* **Data listing**
[START]
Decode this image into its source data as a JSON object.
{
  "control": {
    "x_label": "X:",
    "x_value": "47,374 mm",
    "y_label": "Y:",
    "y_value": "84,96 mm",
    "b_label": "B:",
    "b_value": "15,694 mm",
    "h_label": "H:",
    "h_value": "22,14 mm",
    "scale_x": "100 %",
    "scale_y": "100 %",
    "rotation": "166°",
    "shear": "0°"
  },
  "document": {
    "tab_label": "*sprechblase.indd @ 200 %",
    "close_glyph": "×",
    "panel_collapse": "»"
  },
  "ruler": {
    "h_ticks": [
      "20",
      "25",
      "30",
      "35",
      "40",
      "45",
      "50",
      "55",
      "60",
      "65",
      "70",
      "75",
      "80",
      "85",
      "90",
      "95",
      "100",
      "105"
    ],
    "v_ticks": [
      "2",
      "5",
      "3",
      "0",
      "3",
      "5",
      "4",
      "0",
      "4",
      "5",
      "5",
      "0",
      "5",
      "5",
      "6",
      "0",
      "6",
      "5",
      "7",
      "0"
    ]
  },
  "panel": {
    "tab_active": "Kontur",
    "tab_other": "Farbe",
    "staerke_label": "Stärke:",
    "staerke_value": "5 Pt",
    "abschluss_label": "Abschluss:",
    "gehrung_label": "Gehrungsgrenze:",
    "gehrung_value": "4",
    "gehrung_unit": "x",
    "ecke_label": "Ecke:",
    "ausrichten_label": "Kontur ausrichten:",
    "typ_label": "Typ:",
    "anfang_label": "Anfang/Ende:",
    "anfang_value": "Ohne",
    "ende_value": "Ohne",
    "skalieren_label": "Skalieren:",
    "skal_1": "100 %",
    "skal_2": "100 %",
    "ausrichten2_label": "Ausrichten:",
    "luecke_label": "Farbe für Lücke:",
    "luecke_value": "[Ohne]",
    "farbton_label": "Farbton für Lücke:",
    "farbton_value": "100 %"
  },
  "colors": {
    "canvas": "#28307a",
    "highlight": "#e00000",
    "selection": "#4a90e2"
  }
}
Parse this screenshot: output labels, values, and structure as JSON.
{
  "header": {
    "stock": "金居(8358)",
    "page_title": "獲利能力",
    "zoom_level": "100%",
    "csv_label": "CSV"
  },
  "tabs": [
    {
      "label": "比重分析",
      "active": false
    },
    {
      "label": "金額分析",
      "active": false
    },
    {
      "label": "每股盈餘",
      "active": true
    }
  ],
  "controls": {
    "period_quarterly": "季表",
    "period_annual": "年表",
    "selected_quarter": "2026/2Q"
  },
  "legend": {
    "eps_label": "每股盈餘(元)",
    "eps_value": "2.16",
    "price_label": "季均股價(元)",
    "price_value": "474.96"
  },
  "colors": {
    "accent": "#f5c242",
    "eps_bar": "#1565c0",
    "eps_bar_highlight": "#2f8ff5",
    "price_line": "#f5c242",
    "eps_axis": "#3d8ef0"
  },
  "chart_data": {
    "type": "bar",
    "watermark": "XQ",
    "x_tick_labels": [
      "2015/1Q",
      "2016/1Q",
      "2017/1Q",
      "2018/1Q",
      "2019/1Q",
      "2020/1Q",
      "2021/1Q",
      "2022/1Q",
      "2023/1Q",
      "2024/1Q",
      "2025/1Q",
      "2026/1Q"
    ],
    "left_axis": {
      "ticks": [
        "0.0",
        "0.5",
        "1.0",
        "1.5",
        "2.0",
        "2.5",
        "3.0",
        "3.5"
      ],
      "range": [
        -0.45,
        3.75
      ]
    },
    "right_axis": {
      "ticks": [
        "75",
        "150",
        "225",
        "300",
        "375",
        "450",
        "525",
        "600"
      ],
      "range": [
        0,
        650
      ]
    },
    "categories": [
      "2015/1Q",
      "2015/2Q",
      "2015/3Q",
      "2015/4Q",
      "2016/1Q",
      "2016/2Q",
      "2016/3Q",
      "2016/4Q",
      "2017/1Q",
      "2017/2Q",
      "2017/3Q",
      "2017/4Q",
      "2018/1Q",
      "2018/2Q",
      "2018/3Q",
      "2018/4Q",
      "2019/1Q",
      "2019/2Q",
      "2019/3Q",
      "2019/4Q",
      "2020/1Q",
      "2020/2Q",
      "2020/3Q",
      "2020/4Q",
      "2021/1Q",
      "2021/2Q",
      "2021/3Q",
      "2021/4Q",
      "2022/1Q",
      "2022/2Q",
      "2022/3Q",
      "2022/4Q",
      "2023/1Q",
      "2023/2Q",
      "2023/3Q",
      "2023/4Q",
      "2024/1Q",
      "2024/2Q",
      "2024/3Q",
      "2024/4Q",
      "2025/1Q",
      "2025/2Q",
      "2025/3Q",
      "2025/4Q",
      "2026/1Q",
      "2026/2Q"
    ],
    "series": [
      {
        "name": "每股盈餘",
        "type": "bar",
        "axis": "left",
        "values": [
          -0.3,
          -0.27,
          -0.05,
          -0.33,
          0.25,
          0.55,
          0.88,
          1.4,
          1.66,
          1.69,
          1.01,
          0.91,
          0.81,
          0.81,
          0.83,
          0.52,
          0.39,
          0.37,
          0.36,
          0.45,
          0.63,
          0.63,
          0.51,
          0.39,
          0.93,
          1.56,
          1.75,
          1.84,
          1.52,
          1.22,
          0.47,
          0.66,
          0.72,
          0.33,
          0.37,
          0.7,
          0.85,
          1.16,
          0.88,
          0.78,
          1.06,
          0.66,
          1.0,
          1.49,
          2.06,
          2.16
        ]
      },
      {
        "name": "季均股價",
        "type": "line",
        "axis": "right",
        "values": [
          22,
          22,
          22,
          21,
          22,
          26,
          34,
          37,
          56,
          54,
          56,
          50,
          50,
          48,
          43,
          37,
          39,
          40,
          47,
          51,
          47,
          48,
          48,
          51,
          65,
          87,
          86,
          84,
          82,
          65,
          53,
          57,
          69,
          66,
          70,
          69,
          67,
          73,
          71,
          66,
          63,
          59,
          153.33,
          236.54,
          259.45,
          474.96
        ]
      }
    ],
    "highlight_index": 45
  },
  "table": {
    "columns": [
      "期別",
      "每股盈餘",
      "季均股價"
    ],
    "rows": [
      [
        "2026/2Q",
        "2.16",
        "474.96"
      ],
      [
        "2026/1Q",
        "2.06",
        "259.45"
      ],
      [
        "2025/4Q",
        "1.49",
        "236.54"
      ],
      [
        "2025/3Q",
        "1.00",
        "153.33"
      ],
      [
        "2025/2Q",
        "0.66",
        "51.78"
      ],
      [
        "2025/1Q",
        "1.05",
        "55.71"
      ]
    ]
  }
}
[END]
* **Aim of the task**
Using the listing above, return all lines where the word "Lücke" occurs.

* **The completed task**
    "luecke_label": "Farbe für Lücke:",
    "farbton_label": "Farbton für Lücke:",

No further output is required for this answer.